(Source records)
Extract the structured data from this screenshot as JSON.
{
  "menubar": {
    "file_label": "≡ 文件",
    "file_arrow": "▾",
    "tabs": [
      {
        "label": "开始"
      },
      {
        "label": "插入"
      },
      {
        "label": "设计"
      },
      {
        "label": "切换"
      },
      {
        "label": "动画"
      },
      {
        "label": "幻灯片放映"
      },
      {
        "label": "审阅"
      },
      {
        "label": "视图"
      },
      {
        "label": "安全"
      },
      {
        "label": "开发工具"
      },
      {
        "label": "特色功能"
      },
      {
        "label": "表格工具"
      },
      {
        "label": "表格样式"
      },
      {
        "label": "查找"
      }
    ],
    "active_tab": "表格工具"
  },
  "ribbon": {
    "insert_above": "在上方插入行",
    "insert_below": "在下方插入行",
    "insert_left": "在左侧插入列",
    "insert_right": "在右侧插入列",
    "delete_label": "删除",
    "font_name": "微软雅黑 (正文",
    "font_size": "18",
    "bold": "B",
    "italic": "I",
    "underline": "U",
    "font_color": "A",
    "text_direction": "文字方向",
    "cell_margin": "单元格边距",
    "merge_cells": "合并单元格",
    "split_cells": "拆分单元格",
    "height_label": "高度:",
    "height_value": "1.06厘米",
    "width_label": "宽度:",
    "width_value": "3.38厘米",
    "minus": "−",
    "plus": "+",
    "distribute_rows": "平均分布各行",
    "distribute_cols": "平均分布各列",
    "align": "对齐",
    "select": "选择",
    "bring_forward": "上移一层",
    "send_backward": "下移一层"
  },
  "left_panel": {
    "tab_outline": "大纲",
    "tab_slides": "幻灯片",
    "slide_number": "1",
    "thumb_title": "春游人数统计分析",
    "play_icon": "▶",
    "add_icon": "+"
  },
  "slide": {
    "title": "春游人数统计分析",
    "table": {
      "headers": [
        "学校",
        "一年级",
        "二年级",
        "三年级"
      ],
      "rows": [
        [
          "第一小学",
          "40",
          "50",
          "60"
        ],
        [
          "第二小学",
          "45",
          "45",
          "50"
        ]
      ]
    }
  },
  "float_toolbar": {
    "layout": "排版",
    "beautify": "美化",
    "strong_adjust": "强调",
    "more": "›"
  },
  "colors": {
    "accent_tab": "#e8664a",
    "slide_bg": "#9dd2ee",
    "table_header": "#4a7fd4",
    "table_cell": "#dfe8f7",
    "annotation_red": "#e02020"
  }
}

» EXERCISE
Transcribe the material above in its entirety. Match it exactly.

» CORRECT RESPONSE
Extract the structured data from this screenshot as JSON.
{
  "menubar": {
    "file_label": "≡ 文件",
    "file_arrow": "▾",
    "tabs": [
      {
        "label": "开始"
      },
      {
        "label": "插入"
      },
      {
        "label": "设计"
      },
      {
        "label": "切换"
      },
      {
        "label": "动画"
      },
      {
        "label": "幻灯片放映"
      },
      {
        "label": "审阅"
      },
      {
        "label": "视图"
      },
      {
        "label": "安全"
      },
      {
        "label": "开发工具"
      },
      {
        "label": "特色功能"
      },
      {
        "label": "表格工具"
      },
      {
        "label": "表格样式"
      },
      {
        "label": "查找"
      }
    ],
    "active_tab": "表格工具"
  },
  "ribbon": {
    "insert_above": "在上方插入行",
    "insert_below": "在下方插入行",
    "insert_left": "在左侧插入列",
    "insert_right": "在右侧插入列",
    "delete_label": "删除",
    "font_name": "微软雅黑 (正文",
    "font_size": "18",
    "bold": "B",
    "italic": "I",
    "underline": "U",
    "font_color": "A",
    "text_direction": "文字方向",
    "cell_margin": "单元格边距",
    "merge_cells": "合并单元格",
    "split_cells": "拆分单元格",
    "height_label": "高度:",
    "height_value": "1.06厘米",
    "width_label": "宽度:",
    "width_value": "3.38厘米",
    "minus": "−",
    "plus": "+",
    "distribute_rows": "平均分布各行",
    "distribute_cols": "平均分布各列",
    "align": "对齐",
    "select": "选择",
    "bring_forward": "上移一层",
    "send_backward": "下移一层"
  },
  "left_panel": {
    "tab_outline": "大纲",
    "tab_slides": "幻灯片",
    "slide_number": "1",
    "thumb_title": "春游人数统计分析",
    "play_icon": "▶",
    "add_icon": "+"
  },
  "slide": {
    "title": "春游人数统计分析",
    "table": {
      "headers": [
        "学校",
        "一年级",
        "二年级",
        "三年级"
      ],
      "rows": [
        [
          "第一小学",
          "40",
          "50",
          "60"
        ],
        [
          "第二小学",
          "45",
          "45",
          "50"
        ]
      ]
    }
  },
  "float_toolbar": {
    "layout": "排版",
    "beautify": "美化",
    "strong_adjust": "强调",
    "more": "›"
  },
  "colors": {
    "accent_tab": "#e8664a",
    "slide_bg": "#9dd2ee",
    "table_header": "#4a7fd4",
    "table_cell": "#dfe8f7",
    "annotation_red": "#e02020"
  }
}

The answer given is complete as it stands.